◆ Recorded information ◆
— Start —
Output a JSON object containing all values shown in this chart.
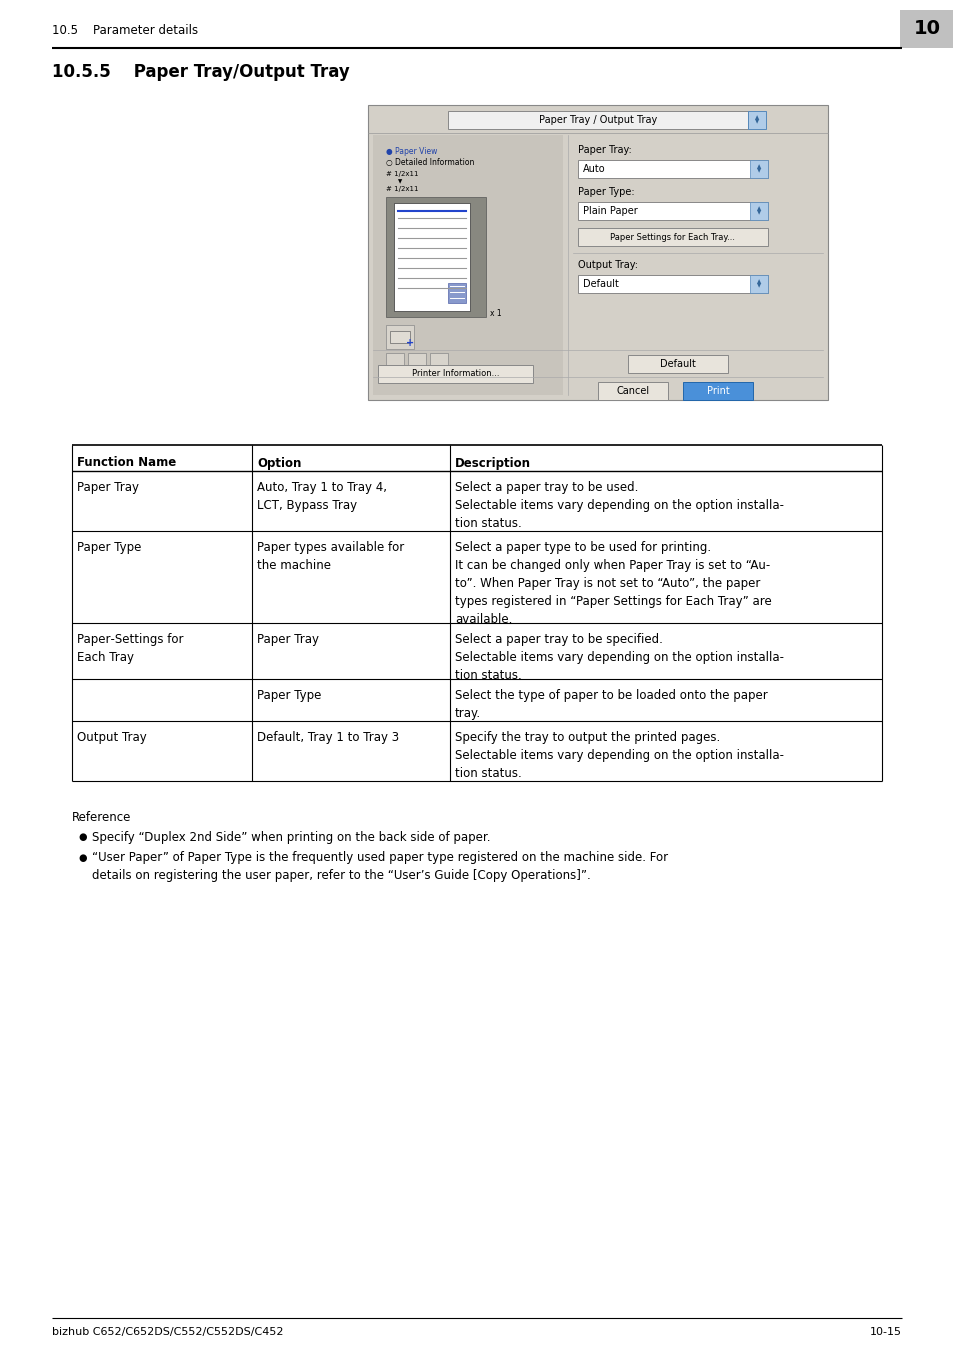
{
  "page_bg": "#ffffff",
  "header_text": "10.5    Parameter details",
  "header_num": "10",
  "section_title": "10.5.5    Paper Tray/Output Tray",
  "footer_left": "bizhub C652/C652DS/C552/C552DS/C452",
  "footer_right": "10-15",
  "table_header": [
    "Function Name",
    "Option",
    "Description"
  ],
  "reference_title": "Reference",
  "bullets": [
    "Specify “Duplex 2nd Side” when printing on the back side of paper.",
    "“User Paper” of Paper Type is the frequently used paper type registered on the machine side. For\ndetails on registering the user paper, refer to the “User’s Guide [Copy Operations]”."
  ],
  "gray_box_color": "#c0c0c0",
  "dialog_bg": "#d4d0c8",
  "dialog_title_bg": "#d4d0c8",
  "white": "#ffffff",
  "light_gray": "#e8e8e0",
  "blue_btn": "#4a90d9"
}
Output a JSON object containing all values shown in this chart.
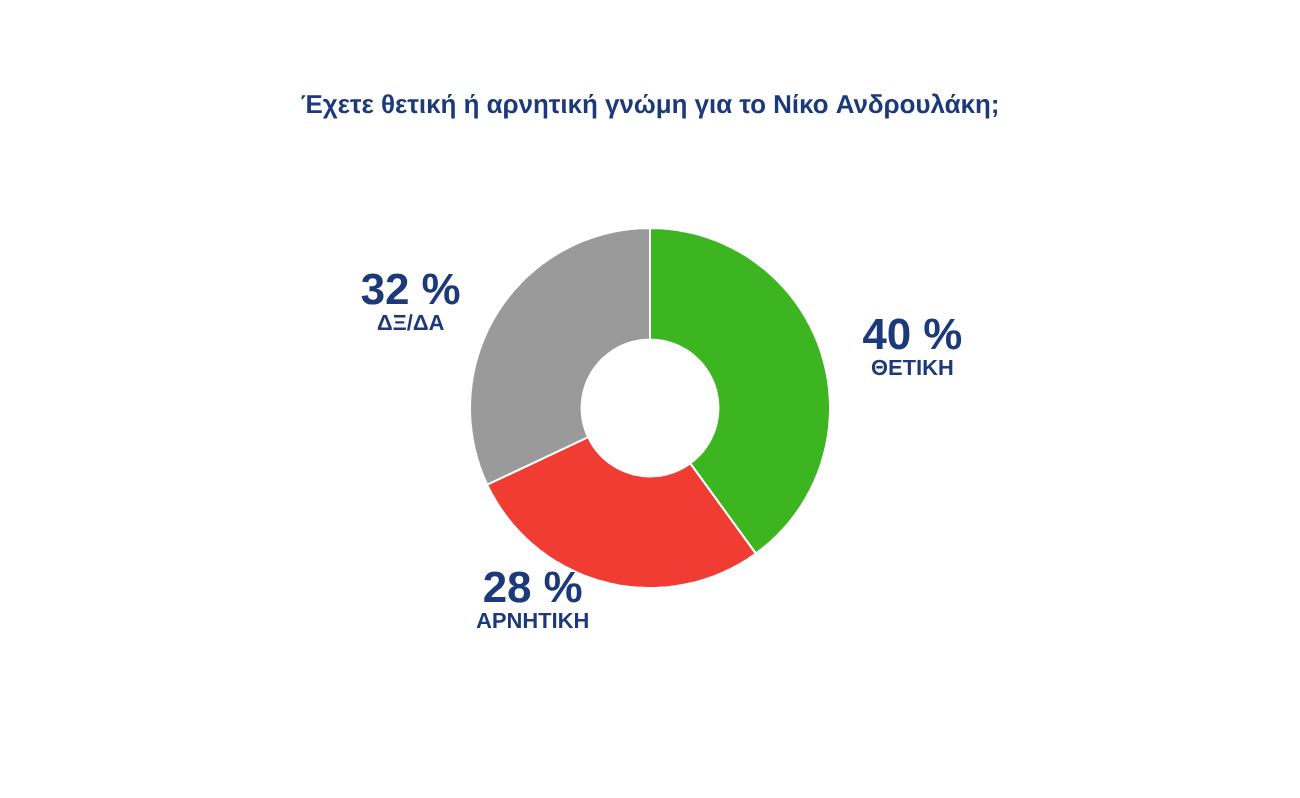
{
  "chart_data": {
    "type": "donut",
    "title": "Έχετε θετική ή αρνητική γνώμη για το Νίκο Ανδρουλάκη;",
    "categories": [
      "ΘΕΤΙΚΗ",
      "ΑΡΝΗΤΙΚΗ",
      "ΔΞ/ΔΑ"
    ],
    "values": [
      40,
      28,
      32
    ],
    "colors": [
      "#3cb521",
      "#f03c32",
      "#9a9a9a"
    ],
    "value_labels": [
      "40 %",
      "28 %",
      "32 %"
    ]
  }
}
— End —
◆ Prompt ◆
Nothing in the entries above should change when they are printed again, except that the pictures are dropped.

◆ Response ◆
Output a JSON object containing all values shown in this chart.
{
  "page_bg": "#ffffff",
  "header_text": "10.5    Parameter details",
  "header_num": "10",
  "section_title": "10.5.5    Paper Tray/Output Tray",
  "footer_left": "bizhub C652/C652DS/C552/C552DS/C452",
  "footer_right": "10-15",
  "table_header": [
    "Function Name",
    "Option",
    "Description"
  ],
  "reference_title": "Reference",
  "bullets": [
    "Specify “Duplex 2nd Side” when printing on the back side of paper.",
    "“User Paper” of Paper Type is the frequently used paper type registered on the machine side. For\ndetails on registering the user paper, refer to the “User’s Guide [Copy Operations]”."
  ],
  "gray_box_color": "#c0c0c0",
  "dialog_bg": "#d4d0c8",
  "dialog_title_bg": "#d4d0c8",
  "white": "#ffffff",
  "light_gray": "#e8e8e0",
  "blue_btn": "#4a90d9"
}
Output a JSON object containing all values shown in this chart.
{
  "chart_data": {
    "type": "donut",
    "title": "Έχετε θετική ή αρνητική γνώμη για το Νίκο Ανδρουλάκη;",
    "categories": [
      "ΘΕΤΙΚΗ",
      "ΑΡΝΗΤΙΚΗ",
      "ΔΞ/ΔΑ"
    ],
    "values": [
      40,
      28,
      32
    ],
    "colors": [
      "#3cb521",
      "#f03c32",
      "#9a9a9a"
    ],
    "value_labels": [
      "40 %",
      "28 %",
      "32 %"
    ]
  }
}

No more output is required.